** START LISTING **
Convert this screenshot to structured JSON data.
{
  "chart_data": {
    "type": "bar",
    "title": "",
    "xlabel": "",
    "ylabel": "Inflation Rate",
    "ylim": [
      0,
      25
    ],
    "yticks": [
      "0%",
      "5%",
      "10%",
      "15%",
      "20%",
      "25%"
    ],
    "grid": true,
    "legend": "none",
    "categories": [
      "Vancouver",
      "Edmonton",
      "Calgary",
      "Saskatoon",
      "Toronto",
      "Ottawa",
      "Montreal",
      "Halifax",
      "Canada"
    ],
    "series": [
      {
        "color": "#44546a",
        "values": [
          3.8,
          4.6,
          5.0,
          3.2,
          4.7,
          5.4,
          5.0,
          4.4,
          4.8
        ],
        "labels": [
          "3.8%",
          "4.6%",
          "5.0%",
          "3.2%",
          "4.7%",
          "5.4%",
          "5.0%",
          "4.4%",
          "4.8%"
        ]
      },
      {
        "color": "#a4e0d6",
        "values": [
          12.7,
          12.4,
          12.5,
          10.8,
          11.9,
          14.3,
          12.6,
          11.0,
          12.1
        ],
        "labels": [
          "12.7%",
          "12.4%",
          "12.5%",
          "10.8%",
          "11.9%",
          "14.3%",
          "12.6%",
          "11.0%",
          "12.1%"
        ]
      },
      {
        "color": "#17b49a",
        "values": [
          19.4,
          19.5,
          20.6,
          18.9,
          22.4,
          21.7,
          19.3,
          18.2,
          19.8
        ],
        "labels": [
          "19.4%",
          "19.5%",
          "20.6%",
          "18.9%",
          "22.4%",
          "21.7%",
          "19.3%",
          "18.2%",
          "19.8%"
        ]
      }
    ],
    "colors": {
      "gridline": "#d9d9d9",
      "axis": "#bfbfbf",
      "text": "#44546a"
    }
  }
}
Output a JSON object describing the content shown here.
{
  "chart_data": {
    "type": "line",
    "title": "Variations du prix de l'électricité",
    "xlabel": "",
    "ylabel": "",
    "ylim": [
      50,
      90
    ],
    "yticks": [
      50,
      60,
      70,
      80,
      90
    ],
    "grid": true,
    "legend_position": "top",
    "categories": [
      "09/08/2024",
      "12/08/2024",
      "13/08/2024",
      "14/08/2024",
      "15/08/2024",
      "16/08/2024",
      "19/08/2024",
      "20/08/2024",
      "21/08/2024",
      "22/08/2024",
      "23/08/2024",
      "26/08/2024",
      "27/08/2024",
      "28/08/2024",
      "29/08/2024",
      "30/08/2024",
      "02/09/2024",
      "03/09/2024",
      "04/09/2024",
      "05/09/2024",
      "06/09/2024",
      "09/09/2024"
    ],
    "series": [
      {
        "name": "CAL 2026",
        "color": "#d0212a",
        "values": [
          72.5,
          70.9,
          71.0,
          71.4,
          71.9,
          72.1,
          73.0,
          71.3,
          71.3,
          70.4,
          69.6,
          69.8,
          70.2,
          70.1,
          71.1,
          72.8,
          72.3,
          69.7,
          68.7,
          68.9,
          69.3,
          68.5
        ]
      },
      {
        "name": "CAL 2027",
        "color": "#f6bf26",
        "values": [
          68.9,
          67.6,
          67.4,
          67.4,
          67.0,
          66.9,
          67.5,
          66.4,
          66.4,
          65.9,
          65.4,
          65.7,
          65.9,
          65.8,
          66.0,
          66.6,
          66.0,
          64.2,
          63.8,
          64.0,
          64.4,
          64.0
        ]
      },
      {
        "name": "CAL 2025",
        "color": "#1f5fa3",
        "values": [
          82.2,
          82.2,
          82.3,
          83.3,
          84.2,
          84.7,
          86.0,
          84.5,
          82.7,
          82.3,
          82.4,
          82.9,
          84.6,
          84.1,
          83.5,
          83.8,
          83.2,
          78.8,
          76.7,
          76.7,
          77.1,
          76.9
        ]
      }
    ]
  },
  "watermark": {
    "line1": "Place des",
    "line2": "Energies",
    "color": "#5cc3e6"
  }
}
** END LISTING **
**AIM:**
Show every line of the listing in which the string "title" can be found.

**FULL SOLUTION:**
    "title": "",
    "title": "Variations du prix de l'électricité",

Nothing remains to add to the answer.